# TASK TO CARRY OUT
Tally the lines containing "Velocity" and report the number alone.

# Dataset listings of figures
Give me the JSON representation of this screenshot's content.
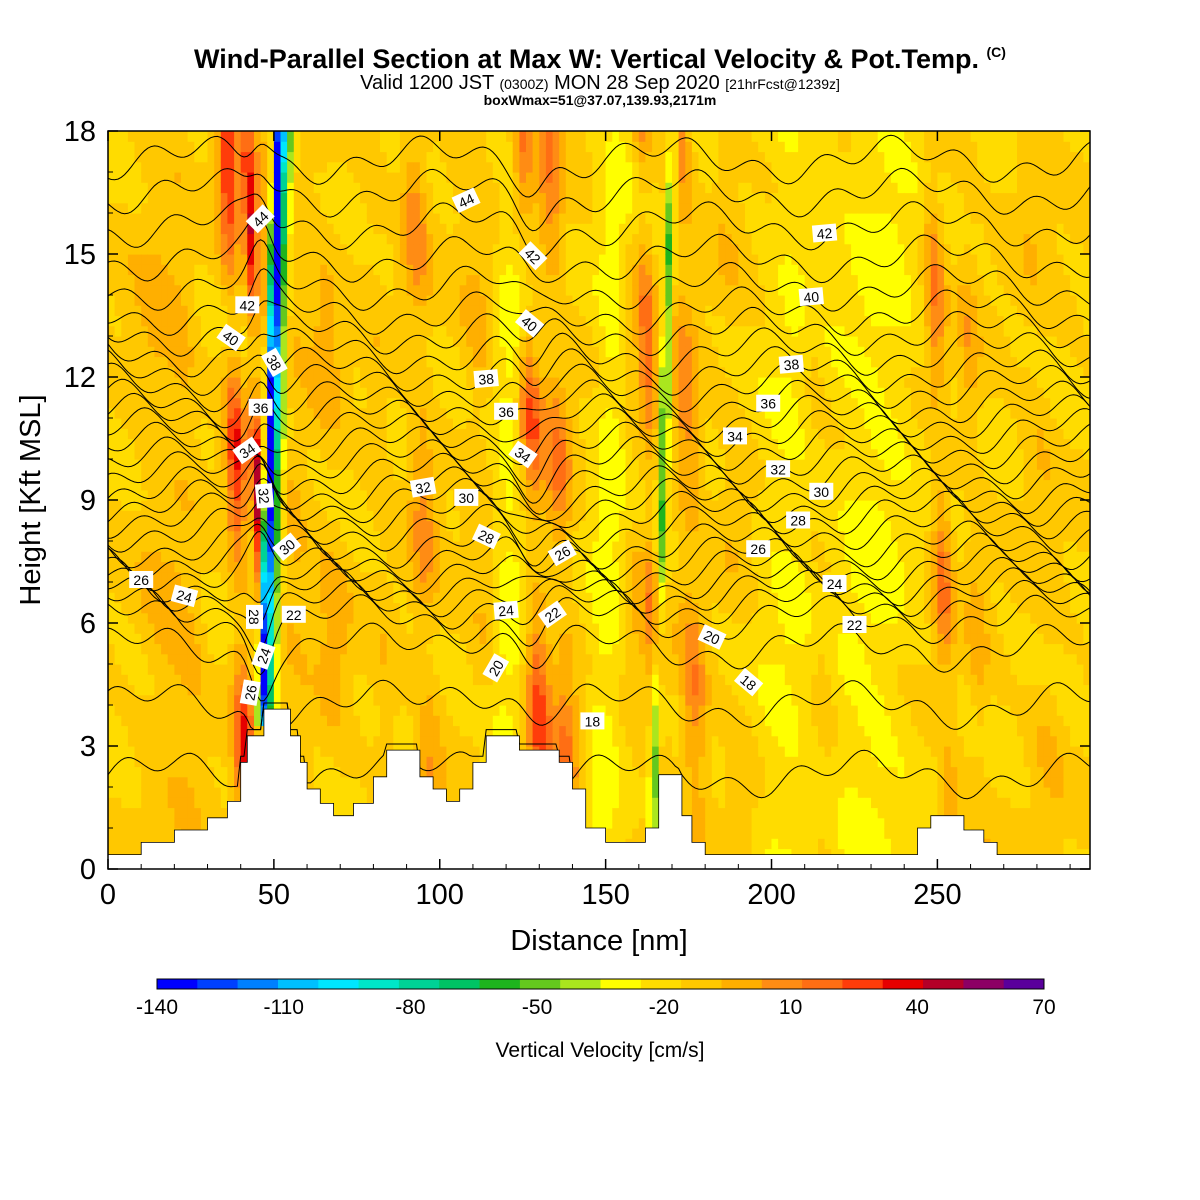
{
  "title": {
    "main": "Wind-Parallel Section at Max W: Vertical Velocity & Pot.Temp.",
    "copyright": "(C)"
  },
  "subtitle": {
    "valid_prefix": "Valid 1200 JST",
    "utc": "(0300Z)",
    "date": "MON 28 Sep 2020",
    "forecast": "[21hrFcst@1239z]"
  },
  "subtitle2": "boxWmax=51@37.07,139.93,2171m",
  "chart_data": {
    "type": "heatmap",
    "xlabel": "Distance [nm]",
    "ylabel": "Height [Kft MSL]",
    "xlim": [
      0,
      296
    ],
    "ylim": [
      0,
      18
    ],
    "xticks": [
      0,
      50,
      100,
      150,
      200,
      250
    ],
    "yticks": [
      0,
      3,
      6,
      9,
      12,
      15,
      18
    ],
    "grid": false,
    "colorbar": {
      "label": "Vertical Velocity [cm/s]",
      "min": -140,
      "max": 70,
      "step": 10,
      "tick_labels": [
        "-140",
        "-110",
        "-80",
        "-50",
        "-20",
        "10",
        "40",
        "70"
      ],
      "colors": [
        "#0000ff",
        "#0040ff",
        "#0080ff",
        "#00c0ff",
        "#00e6ff",
        "#00e6c8",
        "#00d296",
        "#00c364",
        "#1eb41e",
        "#64c81e",
        "#aae61e",
        "#ffff00",
        "#ffdc00",
        "#ffc800",
        "#ffaf00",
        "#ff8c14",
        "#ff6e14",
        "#ff3c0a",
        "#e60000",
        "#b40028",
        "#8c0064",
        "#5a009b"
      ]
    },
    "background_value": -10,
    "updraft_columns": [
      {
        "x": 18,
        "w": 8,
        "amp": 15
      },
      {
        "x": 25,
        "w": 4,
        "amp": 8
      },
      {
        "x": 40,
        "w": 3,
        "amp": 50
      },
      {
        "x": 46,
        "w": 1.6,
        "amp": 65
      },
      {
        "x": 49,
        "w": 1.8,
        "amp": 20
      },
      {
        "x": 56,
        "w": 6,
        "amp": 15
      },
      {
        "x": 68,
        "w": 5,
        "amp": 15
      },
      {
        "x": 83,
        "w": 4,
        "amp": 8
      },
      {
        "x": 96,
        "w": 4,
        "amp": 25
      },
      {
        "x": 114,
        "w": 5,
        "amp": 15
      },
      {
        "x": 129,
        "w": 3.5,
        "amp": 45
      },
      {
        "x": 137,
        "w": 4,
        "amp": 30
      },
      {
        "x": 160,
        "w": 4,
        "amp": 12
      },
      {
        "x": 165,
        "w": 2.5,
        "amp": 35
      },
      {
        "x": 176,
        "w": 4,
        "amp": 30
      },
      {
        "x": 190,
        "w": 5,
        "amp": 8
      },
      {
        "x": 215,
        "w": 4,
        "amp": 10
      },
      {
        "x": 252,
        "w": 3,
        "amp": 32
      },
      {
        "x": 262,
        "w": 3,
        "amp": 15
      },
      {
        "x": 282,
        "w": 5,
        "amp": 10
      }
    ],
    "downdraft_columns": [
      {
        "x": 47.5,
        "w": 1.6,
        "amp": -140
      },
      {
        "x": 50,
        "w": 2,
        "amp": -40
      },
      {
        "x": 120,
        "w": 6,
        "amp": -15
      },
      {
        "x": 150,
        "w": 5,
        "amp": -15
      },
      {
        "x": 166,
        "w": 1.6,
        "amp": -40
      },
      {
        "x": 205,
        "w": 10,
        "amp": -10
      },
      {
        "x": 230,
        "w": 12,
        "amp": -12
      }
    ],
    "terrain_kft": [
      [
        0,
        0.35
      ],
      [
        10,
        0.35
      ],
      [
        10,
        0.65
      ],
      [
        20,
        0.65
      ],
      [
        20,
        0.95
      ],
      [
        30,
        0.95
      ],
      [
        30,
        1.25
      ],
      [
        36,
        1.25
      ],
      [
        36,
        1.65
      ],
      [
        40,
        1.65
      ],
      [
        40,
        2.6
      ],
      [
        42,
        2.6
      ],
      [
        42,
        3.25
      ],
      [
        47,
        3.25
      ],
      [
        47,
        3.9
      ],
      [
        55,
        3.9
      ],
      [
        55,
        3.25
      ],
      [
        58,
        3.25
      ],
      [
        58,
        2.6
      ],
      [
        60,
        2.6
      ],
      [
        60,
        1.95
      ],
      [
        64,
        1.95
      ],
      [
        64,
        1.6
      ],
      [
        68,
        1.6
      ],
      [
        68,
        1.3
      ],
      [
        74,
        1.3
      ],
      [
        74,
        1.6
      ],
      [
        80,
        1.6
      ],
      [
        80,
        2.25
      ],
      [
        84,
        2.25
      ],
      [
        84,
        2.9
      ],
      [
        94,
        2.9
      ],
      [
        94,
        2.25
      ],
      [
        98,
        2.25
      ],
      [
        98,
        1.95
      ],
      [
        102,
        1.95
      ],
      [
        102,
        1.65
      ],
      [
        106,
        1.65
      ],
      [
        106,
        1.95
      ],
      [
        110,
        1.95
      ],
      [
        110,
        2.6
      ],
      [
        114,
        2.6
      ],
      [
        114,
        3.25
      ],
      [
        124,
        3.25
      ],
      [
        124,
        2.9
      ],
      [
        136,
        2.9
      ],
      [
        136,
        2.6
      ],
      [
        140,
        2.6
      ],
      [
        140,
        1.95
      ],
      [
        144,
        1.95
      ],
      [
        144,
        1.0
      ],
      [
        150,
        1.0
      ],
      [
        150,
        0.65
      ],
      [
        162,
        0.65
      ],
      [
        162,
        1.0
      ],
      [
        166,
        1.0
      ],
      [
        166,
        2.3
      ],
      [
        173,
        2.3
      ],
      [
        173,
        1.3
      ],
      [
        176,
        1.3
      ],
      [
        176,
        0.65
      ],
      [
        180,
        0.65
      ],
      [
        180,
        0.35
      ],
      [
        244,
        0.35
      ],
      [
        244,
        1.0
      ],
      [
        248,
        1.0
      ],
      [
        248,
        1.3
      ],
      [
        258,
        1.3
      ],
      [
        258,
        0.95
      ],
      [
        264,
        0.95
      ],
      [
        264,
        0.65
      ],
      [
        268,
        0.65
      ],
      [
        268,
        0.35
      ],
      [
        296,
        0.35
      ]
    ],
    "isentropes": {
      "label": "Potential temperature contours (°C), every 1 °C",
      "base_heights_kft": [
        [
          2.3,
          17
        ],
        [
          4.0,
          18
        ],
        [
          5.4,
          19
        ],
        [
          6.1,
          20
        ],
        [
          6.45,
          21
        ],
        [
          6.75,
          22
        ],
        [
          7.0,
          23
        ],
        [
          7.3,
          24
        ],
        [
          7.6,
          25
        ],
        [
          7.9,
          26
        ],
        [
          8.3,
          27
        ],
        [
          8.65,
          28
        ],
        [
          8.95,
          29
        ],
        [
          9.25,
          30
        ],
        [
          9.6,
          31
        ],
        [
          9.95,
          32
        ],
        [
          10.3,
          33
        ],
        [
          10.65,
          34
        ],
        [
          11.0,
          35
        ],
        [
          11.35,
          36
        ],
        [
          11.75,
          37
        ],
        [
          12.15,
          38
        ],
        [
          12.6,
          39
        ],
        [
          13.1,
          40
        ],
        [
          13.6,
          41
        ],
        [
          14.2,
          42
        ],
        [
          14.9,
          43
        ],
        [
          15.7,
          44
        ],
        [
          16.5,
          45
        ],
        [
          17.3,
          46
        ]
      ],
      "labels": [
        {
          "text": "44",
          "x": 46,
          "y": 15.85,
          "rot": -45
        },
        {
          "text": "44",
          "x": 108,
          "y": 16.3,
          "rot": -25
        },
        {
          "text": "42",
          "x": 128,
          "y": 14.95,
          "rot": 45
        },
        {
          "text": "42",
          "x": 216,
          "y": 15.5,
          "rot": -5
        },
        {
          "text": "42",
          "x": 42,
          "y": 13.75,
          "rot": 0
        },
        {
          "text": "40",
          "x": 37,
          "y": 12.95,
          "rot": 35
        },
        {
          "text": "40",
          "x": 127,
          "y": 13.3,
          "rot": 40
        },
        {
          "text": "40",
          "x": 212,
          "y": 13.95,
          "rot": -5
        },
        {
          "text": "38",
          "x": 50,
          "y": 12.35,
          "rot": 60
        },
        {
          "text": "38",
          "x": 114,
          "y": 11.95,
          "rot": -5
        },
        {
          "text": "38",
          "x": 206,
          "y": 12.3,
          "rot": -5
        },
        {
          "text": "36",
          "x": 46,
          "y": 11.25,
          "rot": 0
        },
        {
          "text": "36",
          "x": 120,
          "y": 11.15,
          "rot": 0
        },
        {
          "text": "36",
          "x": 199,
          "y": 11.35,
          "rot": 0
        },
        {
          "text": "34",
          "x": 42,
          "y": 10.2,
          "rot": -35
        },
        {
          "text": "34",
          "x": 125,
          "y": 10.1,
          "rot": 35
        },
        {
          "text": "34",
          "x": 189,
          "y": 10.55,
          "rot": 0
        },
        {
          "text": "32",
          "x": 47,
          "y": 9.1,
          "rot": 85
        },
        {
          "text": "32",
          "x": 95,
          "y": 9.3,
          "rot": -10
        },
        {
          "text": "32",
          "x": 202,
          "y": 9.75,
          "rot": 0
        },
        {
          "text": "30",
          "x": 54,
          "y": 7.85,
          "rot": -40
        },
        {
          "text": "30",
          "x": 108,
          "y": 9.05,
          "rot": 0
        },
        {
          "text": "30",
          "x": 215,
          "y": 9.2,
          "rot": 0
        },
        {
          "text": "28",
          "x": 114,
          "y": 8.1,
          "rot": 25
        },
        {
          "text": "28",
          "x": 208,
          "y": 8.5,
          "rot": 0
        },
        {
          "text": "28",
          "x": 44,
          "y": 6.15,
          "rot": 90
        },
        {
          "text": "26",
          "x": 10,
          "y": 7.05,
          "rot": 0
        },
        {
          "text": "26",
          "x": 137,
          "y": 7.7,
          "rot": -30
        },
        {
          "text": "26",
          "x": 196,
          "y": 7.8,
          "rot": 0
        },
        {
          "text": "24",
          "x": 23,
          "y": 6.65,
          "rot": 15
        },
        {
          "text": "24",
          "x": 120,
          "y": 6.3,
          "rot": -5
        },
        {
          "text": "24",
          "x": 219,
          "y": 6.95,
          "rot": 0
        },
        {
          "text": "24",
          "x": 47,
          "y": 5.2,
          "rot": -70
        },
        {
          "text": "22",
          "x": 56,
          "y": 6.2,
          "rot": 0
        },
        {
          "text": "22",
          "x": 134,
          "y": 6.2,
          "rot": -35
        },
        {
          "text": "22",
          "x": 225,
          "y": 5.95,
          "rot": 0
        },
        {
          "text": "20",
          "x": 117,
          "y": 4.9,
          "rot": -60
        },
        {
          "text": "20",
          "x": 182,
          "y": 5.65,
          "rot": 25
        },
        {
          "text": "18",
          "x": 146,
          "y": 3.6,
          "rot": 0
        },
        {
          "text": "18",
          "x": 193,
          "y": 4.55,
          "rot": 40
        },
        {
          "text": "26",
          "x": 43,
          "y": 4.3,
          "rot": -80
        }
      ]
    }
  }
}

# EXERCISE RESULT
2